- **Recorded data**:

○ ○ ○ ○ ○ ○ ○

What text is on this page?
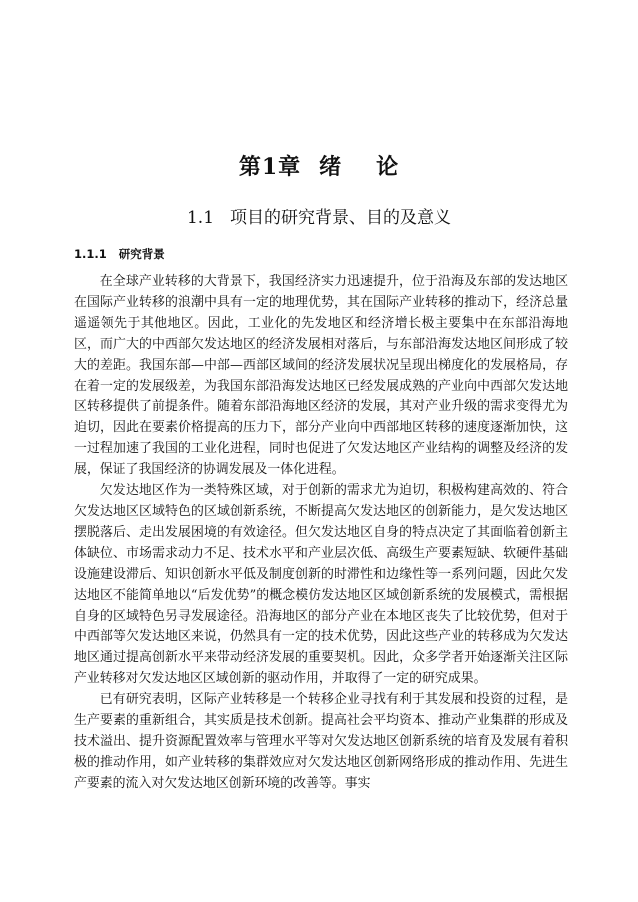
第1章 绪 论
1.1 项目的研究背景、目的及意义
1.1.1 研究背景

在全球产业转移的大背景下，我国经济实力迅速提升，位于沿海及东部的发达地区在国际产业转移的浪潮中具有一定的地理优势，其在国际产业转移的推动下，经济总量遥遥领先于其他地区。因此，工业化的先发地区和经济增长极主要集中在东部沿海地区，而广大的中西部欠发达地区的经济发展相对落后，与东部沿海发达地区间形成了较大的差距。我国东部—中部—西部区域间的经济发展状况呈现出梯度化的发展格局，存在着一定的发展级差，为我国东部沿海发达地区已经发展成熟的产业向中西部欠发达地区转移提供了前提条件。随着东部沿海地区经济的发展，其对产业升级的需求变得尤为迫切，因此在要素价格提高的压力下，部分产业向中西部地区转移的速度逐渐加快，这一过程加速了我国的工业化进程，同时也促进了欠发达地区产业结构的调整及经济的发展，保证了我国经济的协调发展及一体化进程。

欠发达地区作为一类特殊区域，对于创新的需求尤为迫切，积极构建高效的、符合欠发达地区区域特色的区域创新系统，不断提高欠发达地区的创新能力，是欠发达地区摆脱落后、走出发展困境的有效途径。但欠发达地区自身的特点决定了其面临着创新主体缺位、市场需求动力不足、技术水平和产业层次低、高级生产要素短缺、软硬件基础设施建设滞后、知识创新水平低及制度创新的时滞性和边缘性等一系列问题，因此欠发达地区不能简单地以“后发优势”的概念模仿发达地区区域创新系统的发展模式，需根据自身的区域特色另寻发展途径。沿海地区的部分产业在本地区丧失了比较优势，但对于中西部等欠发达地区来说，仍然具有一定的技术优势，因此这些产业的转移成为欠发达地区通过提高创新水平来带动经济发展的重要契机。因此，众多学者开始逐渐关注区际产业转移对欠发达地区区域创新的驱动作用，并取得了一定的研究成果。

已有研究表明，区际产业转移是一个转移企业寻找有利于其发展和投资的过程，是生产要素的重新组合，其实质是技术创新。提高社会平均资本、推动产业集群的形成及技术溢出、提升资源配置效率与管理水平等对欠发达地区创新系统的培育及发展有着积极的推动作用，如产业转移的集群效应对欠发达地区创新网络形成的推动作用、先进生产要素的流入对欠发达地区创新环境的改善等。事实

○ ○ ○ ○ ○ ○ ○

- **CHALLENGE**: Quote the entries above word for word. Leave the images out.

- **FINAL RESULT**:
What text is on this page?
第1章 绪 论
1.1 项目的研究背景、目的及意义
1.1.1 研究背景

在全球产业转移的大背景下，我国经济实力迅速提升，位于沿海及东部的发达地区在国际产业转移的浪潮中具有一定的地理优势，其在国际产业转移的推动下，经济总量遥遥领先于其他地区。因此，工业化的先发地区和经济增长极主要集中在东部沿海地区，而广大的中西部欠发达地区的经济发展相对落后，与东部沿海发达地区间形成了较大的差距。我国东部—中部—西部区域间的经济发展状况呈现出梯度化的发展格局，存在着一定的发展级差，为我国东部沿海发达地区已经发展成熟的产业向中西部欠发达地区转移提供了前提条件。随着东部沿海地区经济的发展，其对产业升级的需求变得尤为迫切，因此在要素价格提高的压力下，部分产业向中西部地区转移的速度逐渐加快，这一过程加速了我国的工业化进程，同时也促进了欠发达地区产业结构的调整及经济的发展，保证了我国经济的协调发展及一体化进程。

欠发达地区作为一类特殊区域，对于创新的需求尤为迫切，积极构建高效的、符合欠发达地区区域特色的区域创新系统，不断提高欠发达地区的创新能力，是欠发达地区摆脱落后、走出发展困境的有效途径。但欠发达地区自身的特点决定了其面临着创新主体缺位、市场需求动力不足、技术水平和产业层次低、高级生产要素短缺、软硬件基础设施建设滞后、知识创新水平低及制度创新的时滞性和边缘性等一系列问题，因此欠发达地区不能简单地以“后发优势”的概念模仿发达地区区域创新系统的发展模式，需根据自身的区域特色另寻发展途径。沿海地区的部分产业在本地区丧失了比较优势，但对于中西部等欠发达地区来说，仍然具有一定的技术优势，因此这些产业的转移成为欠发达地区通过提高创新水平来带动经济发展的重要契机。因此，众多学者开始逐渐关注区际产业转移对欠发达地区区域创新的驱动作用，并取得了一定的研究成果。

已有研究表明，区际产业转移是一个转移企业寻找有利于其发展和投资的过程，是生产要素的重新组合，其实质是技术创新。提高社会平均资本、推动产业集群的形成及技术溢出、提升资源配置效率与管理水平等对欠发达地区创新系统的培育及发展有着积极的推动作用，如产业转移的集群效应对欠发达地区创新网络形成的推动作用、先进生产要素的流入对欠发达地区创新环境的改善等。事实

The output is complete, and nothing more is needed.